__ENTRIES__.
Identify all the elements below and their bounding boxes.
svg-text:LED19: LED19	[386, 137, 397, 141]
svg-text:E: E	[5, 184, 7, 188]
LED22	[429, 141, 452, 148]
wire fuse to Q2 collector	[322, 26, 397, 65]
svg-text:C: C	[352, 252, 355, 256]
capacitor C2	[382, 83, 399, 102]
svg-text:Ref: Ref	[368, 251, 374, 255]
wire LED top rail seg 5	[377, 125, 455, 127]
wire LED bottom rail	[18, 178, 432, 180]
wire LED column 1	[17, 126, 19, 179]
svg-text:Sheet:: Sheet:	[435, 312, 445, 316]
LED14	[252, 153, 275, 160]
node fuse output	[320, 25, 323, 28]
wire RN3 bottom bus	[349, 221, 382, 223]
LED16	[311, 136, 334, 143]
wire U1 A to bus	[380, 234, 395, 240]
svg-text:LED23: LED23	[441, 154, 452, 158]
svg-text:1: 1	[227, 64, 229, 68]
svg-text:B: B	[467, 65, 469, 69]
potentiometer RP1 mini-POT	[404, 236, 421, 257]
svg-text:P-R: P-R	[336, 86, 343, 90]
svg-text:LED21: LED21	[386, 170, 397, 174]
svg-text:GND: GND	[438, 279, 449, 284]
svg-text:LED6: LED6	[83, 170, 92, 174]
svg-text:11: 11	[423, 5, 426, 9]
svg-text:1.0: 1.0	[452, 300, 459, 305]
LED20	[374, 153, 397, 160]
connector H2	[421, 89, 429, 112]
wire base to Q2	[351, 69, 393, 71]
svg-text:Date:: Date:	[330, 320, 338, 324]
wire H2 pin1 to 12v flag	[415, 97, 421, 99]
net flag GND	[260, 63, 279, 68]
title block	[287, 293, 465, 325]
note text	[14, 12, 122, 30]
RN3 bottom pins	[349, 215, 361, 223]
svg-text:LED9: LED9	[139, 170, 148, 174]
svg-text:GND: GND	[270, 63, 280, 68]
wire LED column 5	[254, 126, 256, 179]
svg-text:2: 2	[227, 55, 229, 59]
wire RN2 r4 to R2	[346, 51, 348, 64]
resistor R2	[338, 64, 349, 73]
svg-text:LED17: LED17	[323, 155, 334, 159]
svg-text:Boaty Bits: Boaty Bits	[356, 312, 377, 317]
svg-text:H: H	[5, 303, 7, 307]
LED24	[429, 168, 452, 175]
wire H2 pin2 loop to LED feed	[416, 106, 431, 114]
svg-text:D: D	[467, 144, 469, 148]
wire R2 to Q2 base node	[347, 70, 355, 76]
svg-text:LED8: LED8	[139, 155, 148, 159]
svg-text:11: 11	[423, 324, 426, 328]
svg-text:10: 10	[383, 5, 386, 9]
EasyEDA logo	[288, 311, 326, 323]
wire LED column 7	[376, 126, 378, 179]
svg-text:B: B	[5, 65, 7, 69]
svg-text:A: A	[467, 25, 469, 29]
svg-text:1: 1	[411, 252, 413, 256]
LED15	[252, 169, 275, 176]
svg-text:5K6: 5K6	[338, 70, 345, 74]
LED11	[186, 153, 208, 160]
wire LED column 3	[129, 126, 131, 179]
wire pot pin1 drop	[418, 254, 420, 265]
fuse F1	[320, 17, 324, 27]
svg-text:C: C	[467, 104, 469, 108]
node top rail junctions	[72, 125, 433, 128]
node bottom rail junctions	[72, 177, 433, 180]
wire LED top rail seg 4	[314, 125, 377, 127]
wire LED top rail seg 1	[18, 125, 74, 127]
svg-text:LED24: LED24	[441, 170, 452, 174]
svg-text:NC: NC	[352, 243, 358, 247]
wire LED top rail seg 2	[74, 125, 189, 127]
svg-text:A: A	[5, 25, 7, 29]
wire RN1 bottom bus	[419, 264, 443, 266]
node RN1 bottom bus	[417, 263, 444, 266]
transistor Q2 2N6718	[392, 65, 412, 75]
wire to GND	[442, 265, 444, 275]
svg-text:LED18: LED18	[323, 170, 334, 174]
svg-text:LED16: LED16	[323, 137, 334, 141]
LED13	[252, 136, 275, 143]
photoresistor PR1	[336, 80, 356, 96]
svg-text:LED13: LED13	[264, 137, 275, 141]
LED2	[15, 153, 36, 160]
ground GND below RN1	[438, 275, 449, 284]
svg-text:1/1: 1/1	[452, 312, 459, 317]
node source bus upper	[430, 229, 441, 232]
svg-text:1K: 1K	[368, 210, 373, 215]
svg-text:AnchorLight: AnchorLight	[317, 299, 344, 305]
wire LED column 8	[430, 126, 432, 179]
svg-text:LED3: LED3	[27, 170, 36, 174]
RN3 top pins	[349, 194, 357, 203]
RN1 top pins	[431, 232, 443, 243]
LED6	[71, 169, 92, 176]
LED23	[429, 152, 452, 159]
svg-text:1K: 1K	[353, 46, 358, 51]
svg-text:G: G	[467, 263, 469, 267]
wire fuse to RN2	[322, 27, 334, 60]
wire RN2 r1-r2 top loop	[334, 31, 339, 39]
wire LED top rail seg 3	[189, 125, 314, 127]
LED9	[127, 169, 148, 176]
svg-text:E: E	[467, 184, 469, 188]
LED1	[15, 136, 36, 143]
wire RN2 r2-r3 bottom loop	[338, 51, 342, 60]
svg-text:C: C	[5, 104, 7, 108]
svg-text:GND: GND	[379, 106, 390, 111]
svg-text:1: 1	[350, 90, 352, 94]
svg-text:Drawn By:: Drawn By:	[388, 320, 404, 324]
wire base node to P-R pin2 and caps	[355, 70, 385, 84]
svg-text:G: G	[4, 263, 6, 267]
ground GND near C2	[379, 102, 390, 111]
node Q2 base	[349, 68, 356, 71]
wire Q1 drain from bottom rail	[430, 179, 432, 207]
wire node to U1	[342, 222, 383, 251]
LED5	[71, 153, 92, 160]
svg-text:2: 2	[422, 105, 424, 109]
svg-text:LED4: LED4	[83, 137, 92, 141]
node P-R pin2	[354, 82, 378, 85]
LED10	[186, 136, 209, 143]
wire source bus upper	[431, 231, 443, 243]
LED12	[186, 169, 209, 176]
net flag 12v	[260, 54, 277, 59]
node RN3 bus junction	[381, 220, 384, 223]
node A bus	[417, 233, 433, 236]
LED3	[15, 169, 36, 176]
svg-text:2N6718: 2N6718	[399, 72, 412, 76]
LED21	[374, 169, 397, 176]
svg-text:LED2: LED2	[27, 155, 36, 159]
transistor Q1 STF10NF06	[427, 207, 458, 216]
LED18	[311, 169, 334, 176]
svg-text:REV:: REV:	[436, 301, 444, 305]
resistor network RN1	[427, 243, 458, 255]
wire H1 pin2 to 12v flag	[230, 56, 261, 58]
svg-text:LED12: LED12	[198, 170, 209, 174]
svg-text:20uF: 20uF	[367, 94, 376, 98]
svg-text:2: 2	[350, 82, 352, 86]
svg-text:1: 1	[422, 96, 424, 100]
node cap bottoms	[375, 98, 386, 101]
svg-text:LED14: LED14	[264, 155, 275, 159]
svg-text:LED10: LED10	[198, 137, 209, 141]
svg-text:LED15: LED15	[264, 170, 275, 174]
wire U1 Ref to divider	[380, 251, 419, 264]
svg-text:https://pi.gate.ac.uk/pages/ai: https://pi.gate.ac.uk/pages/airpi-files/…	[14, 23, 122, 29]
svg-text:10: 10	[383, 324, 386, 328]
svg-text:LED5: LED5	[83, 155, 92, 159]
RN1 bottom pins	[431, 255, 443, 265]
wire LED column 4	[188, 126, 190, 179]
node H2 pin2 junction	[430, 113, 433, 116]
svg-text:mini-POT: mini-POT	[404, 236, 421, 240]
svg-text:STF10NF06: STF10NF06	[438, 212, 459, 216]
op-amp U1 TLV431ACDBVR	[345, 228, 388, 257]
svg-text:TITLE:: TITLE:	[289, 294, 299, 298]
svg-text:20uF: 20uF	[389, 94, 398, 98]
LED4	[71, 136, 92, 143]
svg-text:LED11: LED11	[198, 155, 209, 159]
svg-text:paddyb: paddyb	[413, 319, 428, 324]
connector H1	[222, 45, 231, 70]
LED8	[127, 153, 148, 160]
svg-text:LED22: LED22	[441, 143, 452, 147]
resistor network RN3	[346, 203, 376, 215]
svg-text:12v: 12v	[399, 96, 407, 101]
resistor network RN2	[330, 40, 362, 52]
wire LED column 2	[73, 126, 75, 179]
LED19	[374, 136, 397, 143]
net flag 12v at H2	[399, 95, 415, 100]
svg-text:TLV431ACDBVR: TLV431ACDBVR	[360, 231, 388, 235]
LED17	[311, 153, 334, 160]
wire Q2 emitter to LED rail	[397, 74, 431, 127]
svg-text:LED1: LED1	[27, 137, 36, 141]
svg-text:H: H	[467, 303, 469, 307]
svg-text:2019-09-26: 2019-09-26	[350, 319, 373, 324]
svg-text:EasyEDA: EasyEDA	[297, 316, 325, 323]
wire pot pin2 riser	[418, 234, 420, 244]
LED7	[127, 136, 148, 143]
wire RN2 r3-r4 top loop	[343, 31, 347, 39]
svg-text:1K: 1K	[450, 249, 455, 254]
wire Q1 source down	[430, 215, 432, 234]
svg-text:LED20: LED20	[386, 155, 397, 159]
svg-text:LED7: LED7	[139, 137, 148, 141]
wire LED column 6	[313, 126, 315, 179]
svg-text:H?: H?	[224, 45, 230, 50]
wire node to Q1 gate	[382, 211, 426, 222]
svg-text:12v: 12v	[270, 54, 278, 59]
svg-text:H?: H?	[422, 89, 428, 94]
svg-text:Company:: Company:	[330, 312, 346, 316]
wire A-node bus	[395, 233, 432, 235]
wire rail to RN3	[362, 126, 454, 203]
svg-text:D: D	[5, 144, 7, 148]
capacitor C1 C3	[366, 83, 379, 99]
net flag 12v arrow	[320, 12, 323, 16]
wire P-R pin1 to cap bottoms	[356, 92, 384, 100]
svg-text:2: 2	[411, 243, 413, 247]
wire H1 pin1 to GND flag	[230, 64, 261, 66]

__SET PROBLEM__. Change every "wire" to "trace" in the items from the first line through the line holding "12, 122, 30]", inclusive, and leave everything else as it is.

__EXERCISE RESULT__.
Identify all the elements below and their bounding boxes.
svg-text:LED19: LED19	[386, 137, 397, 141]
svg-text:E: E	[5, 184, 7, 188]
LED22	[429, 141, 452, 148]
trace fuse to Q2 collector	[322, 26, 397, 65]
svg-text:C: C	[352, 252, 355, 256]
capacitor C2	[382, 83, 399, 102]
svg-text:Ref: Ref	[368, 251, 374, 255]
trace LED top rail seg 5	[377, 125, 455, 127]
trace LED bottom rail	[18, 178, 432, 180]
trace LED column 1	[17, 126, 19, 179]
svg-text:Sheet:: Sheet:	[435, 312, 445, 316]
LED14	[252, 153, 275, 160]
node fuse output	[320, 25, 323, 28]
trace RN3 bottom bus	[349, 221, 382, 223]
LED16	[311, 136, 334, 143]
trace U1 A to bus	[380, 234, 395, 240]
svg-text:LED23: LED23	[441, 154, 452, 158]
svg-text:1: 1	[227, 64, 229, 68]
svg-text:B: B	[467, 65, 469, 69]
potentiometer RP1 mini-POT	[404, 236, 421, 257]
svg-text:P-R: P-R	[336, 86, 343, 90]
svg-text:LED21: LED21	[386, 170, 397, 174]
svg-text:GND: GND	[438, 279, 449, 284]
svg-text:LED6: LED6	[83, 170, 92, 174]
svg-text:11: 11	[423, 5, 426, 9]
svg-text:1.0: 1.0	[452, 300, 459, 305]
LED20	[374, 153, 397, 160]
connector H2	[421, 89, 429, 112]
trace base to Q2	[351, 69, 393, 71]
svg-text:Date:: Date:	[330, 320, 338, 324]
trace H2 pin1 to 12v flag	[415, 97, 421, 99]
net flag GND	[260, 63, 279, 68]
title block	[287, 293, 465, 325]
note text	[14, 12, 122, 30]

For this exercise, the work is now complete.